Repeat each line of the material below exactly as it appears, minus any pictures.

Collected data:
----------
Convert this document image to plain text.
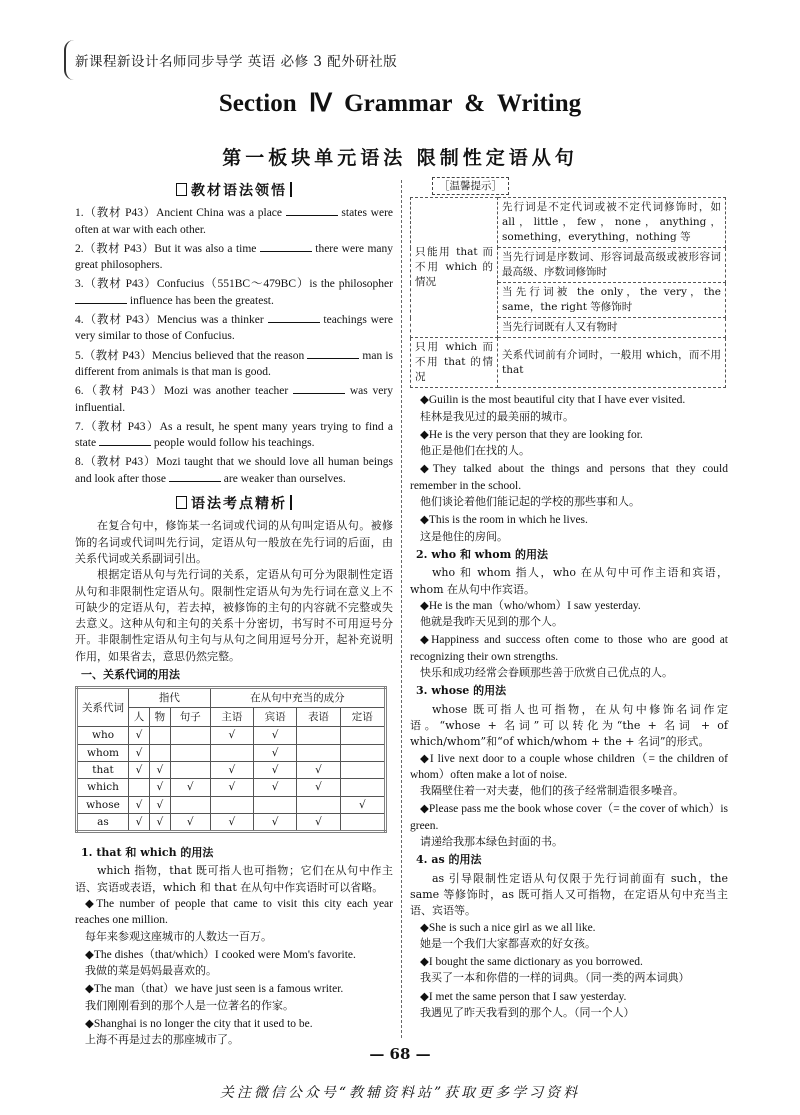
新课程新设计名师同步导学 英语 必修 3 配外研社版
Section Ⅳ Grammar & Writing
第一板块单元语法 限制性定语从句
教材语法领悟

1.（教材 P43）Ancient China was a place	states were often at war with each other.

2.（教材 P43）But it was also a time	there were many great philosophers.

3.（教材 P43）Confucius（551BC～479BC）is the philosopher  influence has been the greatest.

4.（教材 P43）Mencius was a thinker	teachings were very similar to those of Confucius.

5.（教材 P43）Mencius believed that the reason	man is different from animals is that man is good.

6.（教材 P43）Mozi was another teacher	was very influential.

7.（教材 P43）As a result, he spent many years trying to find a state	people would follow his teachings.

8.（教材 P43）Mozi taught that we should love all human beings and look after those	are weaker than ourselves.

语法考点精析

在复合句中，修饰某一名词或代词的从句叫定语从句。被修饰的名词或代词叫先行词，定语从句一般放在先行词的后面，由关系代词或关系副词引出。

根据定语从句与先行词的关系，定语从句可分为限制性定语从句和非限制性定语从句。限制性定语从句为先行词在意义上不可缺少的定语从句，若去掉，被修饰的主句的内容就不完整或失去意义。这种从句和主句的关系十分密切，书写时不可用逗号分开。非限制性定语从句主句与从句之间用逗号分开，起补充说明作用，如果省去，意思仍然完整。

一、关系代词的用法
关系代词	指代			在从句中充当的成分			
	人	物	句子	主语	宾语	表语	定语
who	√			√	√		
whom	√				√		
that	√	√		√	√	√	
which		√	√	√	√	√	
whose	√	√					√
as	√	√	√	√	√	√	
1. that 和 which 的用法

which 指物，that 既可指人也可指物；它们在从句中作主语、宾语或表语，which 和 that 在从句中作宾语时可以省略。

◆The number of people that came to visit this city each year reaches one million.

每年来参观这座城市的人数达一百万。

◆The dishes（that/which）I cooked were Mom's favorite.

我做的菜是妈妈最喜欢的。

◆The man（that）we have just seen is a famous writer.

我们刚刚看到的那个人是一位著名的作家。

◆Shanghai is no longer the city that it used to be.

上海不再是过去的那座城市了。

［温馨提示］
只能用 that 而不用 which 的情况	先行词是不定代词或被不定代词修饰时，如 all，little，few，none，anything，something，everything，nothing 等
	当先行词是序数词、形容词最高级或被形容词最高级、序数词修饰时
	当先行词被 the only，the very，the same，the right 等修饰时
	当先行词既有人又有物时
只用 which 而不用 that 的情况	关系代词前有介词时，一般用 which，而不用 that

◆Guilin is the most beautiful city that I have ever visited.

桂林是我见过的最美丽的城市。

◆He is the very person that they are looking for.

他正是他们在找的人。

◆They talked about the things and persons that they could remember in the school.

他们谈论着他们能记起的学校的那些事和人。

◆This is the room in which he lives.

这是他住的房间。

2. who 和 whom 的用法

who 和 whom 指人，who 在从句中可作主语和宾语，whom 在从句中作宾语。

◆He is the man（who/whom）I saw yesterday.

他就是我昨天见到的那个人。

◆Happiness and success often come to those who are good at recognizing their own strengths.

快乐和成功经常会眷顾那些善于欣赏自己优点的人。

3. whose 的用法

whose 既可指人也可指物，在从句中修饰名词作定语。“whose + 名词”可以转化为“the + 名词 + of which/whom”和“of which/whom + the + 名词”的形式。

◆I live next door to a couple whose children（= the children of whom）often make a lot of noise.

我隔壁住着一对夫妻，他们的孩子经常制造很多噪音。

◆Please pass me the book whose cover（= the cover of which）is green.

请递给我那本绿色封面的书。

4. as 的用法

as 引导限制性定语从句仅限于先行词前面有 such，the same 等修饰时，as 既可指人又可指物，在定语从句中充当主语、宾语等。

◆She is such a nice girl as we all like.

她是一个我们大家都喜欢的好女孩。

◆I bought the same dictionary as you borrowed.

我买了一本和你借的一样的词典。（同一类的两本词典）

◆I met the same person that I saw yesterday.

我遇见了昨天我看到的那个人。（同一个人）

— 68 —
关注微信公众号“教辅资料站”获取更多学习资料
----------
* FINAL RESULT
Convert this document image to plain text.
新课程新设计名师同步导学 英语 必修 3 配外研社版
Section Ⅳ Grammar & Writing
第一板块单元语法 限制性定语从句
教材语法领悟

1.（教材 P43）Ancient China was a place	states were often at war with each other.

2.（教材 P43）But it was also a time	there were many great philosophers.

3.（教材 P43）Confucius（551BC～479BC）is the philosopher  influence has been the greatest.

4.（教材 P43）Mencius was a thinker	teachings were very similar to those of Confucius.

5.（教材 P43）Mencius believed that the reason	man is different from animals is that man is good.

6.（教材 P43）Mozi was another teacher	was very influential.

7.（教材 P43）As a result, he spent many years trying to find a state	people would follow his teachings.

8.（教材 P43）Mozi taught that we should love all human beings and look after those	are weaker than ourselves.

语法考点精析

在复合句中，修饰某一名词或代词的从句叫定语从句。被修饰的名词或代词叫先行词，定语从句一般放在先行词的后面，由关系代词或关系副词引出。

根据定语从句与先行词的关系，定语从句可分为限制性定语从句和非限制性定语从句。限制性定语从句为先行词在意义上不可缺少的定语从句，若去掉，被修饰的主句的内容就不完整或失去意义。这种从句和主句的关系十分密切，书写时不可用逗号分开。非限制性定语从句主句与从句之间用逗号分开，起补充说明作用，如果省去，意思仍然完整。

一、关系代词的用法
关系代词	指代			在从句中充当的成分			
	人	物	句子	主语	宾语	表语	定语
who	√			√	√		
whom	√				√		
that	√	√		√	√	√	
which		√	√	√	√	√	
whose	√	√					√
as	√	√	√	√	√	√	
1. that 和 which 的用法

which 指物，that 既可指人也可指物；它们在从句中作主语、宾语或表语，which 和 that 在从句中作宾语时可以省略。

◆The number of people that came to visit this city each year reaches one million.

每年来参观这座城市的人数达一百万。

◆The dishes（that/which）I cooked were Mom's favorite.

我做的菜是妈妈最喜欢的。

◆The man（that）we have just seen is a famous writer.

我们刚刚看到的那个人是一位著名的作家。

◆Shanghai is no longer the city that it used to be.

上海不再是过去的那座城市了。

［温馨提示］
只能用 that 而不用 which 的情况	先行词是不定代词或被不定代词修饰时，如 all，little，few，none，anything，something，everything，nothing 等
	当先行词是序数词、形容词最高级或被形容词最高级、序数词修饰时
	当先行词被 the only，the very，the same，the right 等修饰时
	当先行词既有人又有物时
只用 which 而不用 that 的情况	关系代词前有介词时，一般用 which，而不用 that

◆Guilin is the most beautiful city that I have ever visited.

桂林是我见过的最美丽的城市。

◆He is the very person that they are looking for.

他正是他们在找的人。

◆They talked about the things and persons that they could remember in the school.

他们谈论着他们能记起的学校的那些事和人。

◆This is the room in which he lives.

这是他住的房间。

2. who 和 whom 的用法

who 和 whom 指人，who 在从句中可作主语和宾语，whom 在从句中作宾语。

◆He is the man（who/whom）I saw yesterday.

他就是我昨天见到的那个人。

◆Happiness and success often come to those who are good at recognizing their own strengths.

快乐和成功经常会眷顾那些善于欣赏自己优点的人。

3. whose 的用法

whose 既可指人也可指物，在从句中修饰名词作定语。“whose + 名词”可以转化为“the + 名词 + of which/whom”和“of which/whom + the + 名词”的形式。

◆I live next door to a couple whose children（= the children of whom）often make a lot of noise.

我隔壁住着一对夫妻，他们的孩子经常制造很多噪音。

◆Please pass me the book whose cover（= the cover of which）is green.

请递给我那本绿色封面的书。

4. as 的用法

as 引导限制性定语从句仅限于先行词前面有 such，the same 等修饰时，as 既可指人又可指物，在定语从句中充当主语、宾语等。

◆She is such a nice girl as we all like.

她是一个我们大家都喜欢的好女孩。

◆I bought the same dictionary as you borrowed.

我买了一本和你借的一样的词典。（同一类的两本词典）

◆I met the same person that I saw yesterday.

我遇见了昨天我看到的那个人。（同一个人）

— 68 —
关注微信公众号“教辅资料站”获取更多学习资料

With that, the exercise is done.